::: Text segment

Like many other side-channel attacks, electromagnetic attacks are dependent on the specific implementation of the cryptographic protocol and not on the algorithm itself. Electromagnetic attacks are often done in conjunction with other side-channel attacks, like power analysis attacks.
All electronic devices emit electromagnetic radiation. Because every wire that carries current creates a magnetic field, electronic devices create some small magnetic fields when in use. These magnetic fields can unintentionally reveal information about the operation of a device if not properly designed. Because all electronic devices are affected by this phenomenon, the term ‘device’ can refer to anything from a desktop computer, to mobile phone, to a smart card.
Electromagnetic waves are a type of wave that originate from charged particles, are characterized by varying wavelength and are categorized along the electromagnetic spectrum. Any device that uses electricity will emit electromagnetic radiation due to the magnetic field created by charged particles moving along a medium. For example, radio waves are emitted by electricity moving along a radio transmitter, or even from a satellite.

::::::

▸ List of tasks:
A. Arrange the rows as a numbered list, from the first row through the line containing "common-sense-check-icon xyxy=(355,14,374,36)", with blank lines left out.
B. Pick up the text on electromagnetic side-channel attacks where it stops and continue it.

::: Records shown

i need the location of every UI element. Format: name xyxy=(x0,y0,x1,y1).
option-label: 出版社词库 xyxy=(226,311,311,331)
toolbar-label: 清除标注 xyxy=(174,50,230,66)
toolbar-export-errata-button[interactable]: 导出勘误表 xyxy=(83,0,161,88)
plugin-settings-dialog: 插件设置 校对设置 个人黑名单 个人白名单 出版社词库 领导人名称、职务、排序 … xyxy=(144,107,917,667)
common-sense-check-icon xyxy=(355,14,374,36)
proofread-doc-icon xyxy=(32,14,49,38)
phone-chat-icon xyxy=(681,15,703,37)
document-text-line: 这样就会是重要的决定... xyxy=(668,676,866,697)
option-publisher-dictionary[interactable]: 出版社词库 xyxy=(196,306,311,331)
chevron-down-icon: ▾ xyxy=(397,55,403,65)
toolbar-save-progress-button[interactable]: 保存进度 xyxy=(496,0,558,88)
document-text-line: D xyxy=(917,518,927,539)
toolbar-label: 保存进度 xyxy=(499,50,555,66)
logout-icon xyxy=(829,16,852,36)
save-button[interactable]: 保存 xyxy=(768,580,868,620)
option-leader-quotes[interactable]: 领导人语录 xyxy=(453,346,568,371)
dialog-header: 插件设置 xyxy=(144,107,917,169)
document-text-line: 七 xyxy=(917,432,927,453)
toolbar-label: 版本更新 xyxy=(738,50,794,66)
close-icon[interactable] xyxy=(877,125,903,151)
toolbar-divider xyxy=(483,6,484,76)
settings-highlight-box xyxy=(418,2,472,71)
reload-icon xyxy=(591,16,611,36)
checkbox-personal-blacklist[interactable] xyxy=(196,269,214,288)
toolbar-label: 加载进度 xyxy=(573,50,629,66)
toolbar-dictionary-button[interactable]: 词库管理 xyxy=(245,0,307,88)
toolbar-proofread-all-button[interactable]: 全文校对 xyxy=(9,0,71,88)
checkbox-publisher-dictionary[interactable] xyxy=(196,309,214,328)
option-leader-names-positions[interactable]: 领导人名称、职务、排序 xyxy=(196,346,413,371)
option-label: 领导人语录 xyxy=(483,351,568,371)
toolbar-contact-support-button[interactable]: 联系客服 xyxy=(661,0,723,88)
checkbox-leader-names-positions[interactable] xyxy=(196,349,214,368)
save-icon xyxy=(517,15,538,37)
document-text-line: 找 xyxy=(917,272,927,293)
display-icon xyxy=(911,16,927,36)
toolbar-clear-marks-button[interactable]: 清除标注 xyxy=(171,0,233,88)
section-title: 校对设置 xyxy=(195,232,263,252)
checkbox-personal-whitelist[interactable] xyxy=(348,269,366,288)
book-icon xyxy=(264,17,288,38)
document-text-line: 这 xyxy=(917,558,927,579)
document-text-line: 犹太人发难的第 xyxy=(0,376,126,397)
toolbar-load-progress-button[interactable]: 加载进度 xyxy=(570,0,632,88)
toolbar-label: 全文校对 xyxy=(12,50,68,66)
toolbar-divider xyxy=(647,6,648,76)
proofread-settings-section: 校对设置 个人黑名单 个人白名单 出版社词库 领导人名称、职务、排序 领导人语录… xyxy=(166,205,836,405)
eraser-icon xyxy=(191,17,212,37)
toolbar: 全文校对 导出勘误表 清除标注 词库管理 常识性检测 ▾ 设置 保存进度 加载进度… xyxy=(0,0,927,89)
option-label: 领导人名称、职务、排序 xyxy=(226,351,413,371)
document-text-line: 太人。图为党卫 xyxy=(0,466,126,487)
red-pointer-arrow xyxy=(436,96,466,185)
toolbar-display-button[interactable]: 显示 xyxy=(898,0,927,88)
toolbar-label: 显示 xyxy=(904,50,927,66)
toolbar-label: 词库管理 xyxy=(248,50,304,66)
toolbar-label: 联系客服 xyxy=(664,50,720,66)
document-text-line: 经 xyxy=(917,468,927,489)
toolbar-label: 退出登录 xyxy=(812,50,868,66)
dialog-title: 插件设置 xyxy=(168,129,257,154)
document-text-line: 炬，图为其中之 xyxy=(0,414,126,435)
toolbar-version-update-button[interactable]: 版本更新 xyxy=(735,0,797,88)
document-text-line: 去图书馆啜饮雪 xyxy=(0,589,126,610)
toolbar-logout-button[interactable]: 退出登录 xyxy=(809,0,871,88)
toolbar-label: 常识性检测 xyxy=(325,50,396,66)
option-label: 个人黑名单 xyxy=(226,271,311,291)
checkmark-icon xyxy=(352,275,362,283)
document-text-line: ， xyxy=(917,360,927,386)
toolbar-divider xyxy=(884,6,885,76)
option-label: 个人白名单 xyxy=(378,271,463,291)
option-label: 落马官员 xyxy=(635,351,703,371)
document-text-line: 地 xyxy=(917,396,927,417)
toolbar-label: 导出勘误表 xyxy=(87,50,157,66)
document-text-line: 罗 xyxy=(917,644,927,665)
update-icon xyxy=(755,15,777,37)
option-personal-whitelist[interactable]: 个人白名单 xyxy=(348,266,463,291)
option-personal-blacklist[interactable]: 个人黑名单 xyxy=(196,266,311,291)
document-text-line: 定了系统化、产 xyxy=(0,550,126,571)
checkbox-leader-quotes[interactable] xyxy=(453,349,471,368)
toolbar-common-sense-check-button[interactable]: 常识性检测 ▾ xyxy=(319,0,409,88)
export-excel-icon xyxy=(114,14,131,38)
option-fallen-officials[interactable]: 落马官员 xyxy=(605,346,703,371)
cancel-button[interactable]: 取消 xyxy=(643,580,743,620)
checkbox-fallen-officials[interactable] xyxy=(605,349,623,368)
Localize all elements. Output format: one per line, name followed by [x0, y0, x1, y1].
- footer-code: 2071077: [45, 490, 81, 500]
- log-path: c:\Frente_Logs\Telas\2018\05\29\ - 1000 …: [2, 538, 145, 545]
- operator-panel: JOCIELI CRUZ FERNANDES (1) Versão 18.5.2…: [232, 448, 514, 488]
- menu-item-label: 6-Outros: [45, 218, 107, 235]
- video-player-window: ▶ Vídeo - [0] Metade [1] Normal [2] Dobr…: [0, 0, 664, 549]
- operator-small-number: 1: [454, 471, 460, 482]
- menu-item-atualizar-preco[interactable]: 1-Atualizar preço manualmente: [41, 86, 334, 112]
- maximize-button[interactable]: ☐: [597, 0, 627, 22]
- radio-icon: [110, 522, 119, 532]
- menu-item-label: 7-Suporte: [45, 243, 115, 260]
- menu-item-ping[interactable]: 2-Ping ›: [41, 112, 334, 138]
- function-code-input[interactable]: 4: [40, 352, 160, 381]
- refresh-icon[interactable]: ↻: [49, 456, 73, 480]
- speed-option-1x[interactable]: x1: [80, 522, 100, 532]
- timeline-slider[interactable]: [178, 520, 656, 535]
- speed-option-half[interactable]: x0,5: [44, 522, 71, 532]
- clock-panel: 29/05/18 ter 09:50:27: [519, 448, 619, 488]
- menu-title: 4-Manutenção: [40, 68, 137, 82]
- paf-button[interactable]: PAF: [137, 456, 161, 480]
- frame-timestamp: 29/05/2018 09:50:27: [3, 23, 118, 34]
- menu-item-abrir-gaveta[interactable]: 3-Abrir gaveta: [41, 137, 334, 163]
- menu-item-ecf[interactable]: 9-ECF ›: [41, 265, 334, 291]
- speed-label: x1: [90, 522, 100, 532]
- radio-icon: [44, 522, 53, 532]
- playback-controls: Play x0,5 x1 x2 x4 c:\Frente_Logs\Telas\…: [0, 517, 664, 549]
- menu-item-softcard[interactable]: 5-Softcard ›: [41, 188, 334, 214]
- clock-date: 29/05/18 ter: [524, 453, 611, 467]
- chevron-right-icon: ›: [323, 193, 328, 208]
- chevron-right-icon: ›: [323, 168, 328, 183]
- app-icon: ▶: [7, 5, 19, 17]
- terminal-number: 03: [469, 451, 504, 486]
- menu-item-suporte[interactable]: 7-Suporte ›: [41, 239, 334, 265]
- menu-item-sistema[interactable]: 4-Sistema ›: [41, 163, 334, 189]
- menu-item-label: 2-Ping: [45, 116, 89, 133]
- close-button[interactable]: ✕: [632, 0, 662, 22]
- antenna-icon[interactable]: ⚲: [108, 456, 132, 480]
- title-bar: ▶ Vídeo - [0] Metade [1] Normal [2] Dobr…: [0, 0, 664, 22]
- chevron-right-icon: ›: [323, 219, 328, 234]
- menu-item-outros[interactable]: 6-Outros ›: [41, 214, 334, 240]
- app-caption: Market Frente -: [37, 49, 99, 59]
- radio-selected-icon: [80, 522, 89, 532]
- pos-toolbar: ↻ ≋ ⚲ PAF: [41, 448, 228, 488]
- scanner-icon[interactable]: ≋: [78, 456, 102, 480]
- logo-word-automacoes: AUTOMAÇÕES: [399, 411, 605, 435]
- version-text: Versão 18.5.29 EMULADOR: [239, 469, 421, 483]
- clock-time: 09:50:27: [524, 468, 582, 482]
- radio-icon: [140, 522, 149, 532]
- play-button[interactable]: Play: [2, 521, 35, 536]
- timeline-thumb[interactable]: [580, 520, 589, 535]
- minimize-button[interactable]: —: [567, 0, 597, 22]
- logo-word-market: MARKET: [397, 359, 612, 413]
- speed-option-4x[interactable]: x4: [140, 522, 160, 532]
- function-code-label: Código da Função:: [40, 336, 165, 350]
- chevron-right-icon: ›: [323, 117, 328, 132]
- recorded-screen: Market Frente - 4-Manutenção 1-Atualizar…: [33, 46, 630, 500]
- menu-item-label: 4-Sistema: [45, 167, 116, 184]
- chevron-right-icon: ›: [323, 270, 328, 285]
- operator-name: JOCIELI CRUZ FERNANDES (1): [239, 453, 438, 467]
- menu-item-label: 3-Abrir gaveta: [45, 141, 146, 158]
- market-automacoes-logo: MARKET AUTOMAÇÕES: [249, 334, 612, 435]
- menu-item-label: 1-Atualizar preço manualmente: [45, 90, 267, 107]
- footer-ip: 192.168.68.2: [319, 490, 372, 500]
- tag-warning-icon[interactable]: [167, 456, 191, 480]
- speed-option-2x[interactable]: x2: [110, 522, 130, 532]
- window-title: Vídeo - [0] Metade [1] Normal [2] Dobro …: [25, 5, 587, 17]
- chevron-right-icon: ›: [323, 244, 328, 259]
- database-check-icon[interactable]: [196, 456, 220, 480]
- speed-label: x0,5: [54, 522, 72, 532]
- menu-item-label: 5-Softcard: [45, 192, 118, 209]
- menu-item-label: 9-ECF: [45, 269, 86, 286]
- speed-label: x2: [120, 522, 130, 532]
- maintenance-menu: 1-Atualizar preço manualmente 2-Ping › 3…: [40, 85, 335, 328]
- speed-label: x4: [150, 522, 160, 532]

::::::

▸ Answers to the problems:
A.
1. i need the location of every UI element. Format: name xyxy=(x0,y0,x1,y1).
2. option-label: 出版社词库 xyxy=(226,311,311,331)
3. toolbar-label: 清除标注 xyxy=(174,50,230,66)
4. toolbar-export-errata-button[interactable]: 导出勘误表 xyxy=(83,0,161,88)
5. plugin-settings-dialog: 插件设置 校对设置 个人黑名单 个人白名单 出版社词库 领导人名称、职务、排序 … xyxy=(144,107,917,667)
6. common-sense-check-icon xyxy=(355,14,374,36)

B.
In the case of electromagnetic side-channel attacks, attackers are often looking at electromagnetic radiation emitted by computing devices, which are made up of circuits. Electronic circuits consist of semiconducting materials upon which billions of transistors are placed. When a computer performs computations, such as encryption, electricity running through the transistors create a magnetic field and electromagnetic waves are emitted.
Electromagnetic waves can be captured using an induction coil and an analog to digital converter can then sample the waves at a given clock rate and convert the trace to a digital signal to be further processed by computer.
The electronic device performing the computations is synced with a clock that is running at frequencies on the order of mega-hertz (MHz) to giga-hertz (GHz). However, due to hardware pipelining, and complexity of some instructions, some operations take multiple clock cycles to complete. Therefore, it is not always necessary to sample the signal at such a high clock rate. It is often possible to get information on all or most of the operations while sampling on the order of kilo-hertz (kHz). Different devices leak information at different frequencies. For example, Intel’s Atom processor will leak keys during RSA and AES encryption at frequencies between 50 MHz and 85 MHz. Android version 4.4’s Bouncy Castle library implementation of ECDSA is vulnerable to key extraction side channel attacks around the 50 kHz range.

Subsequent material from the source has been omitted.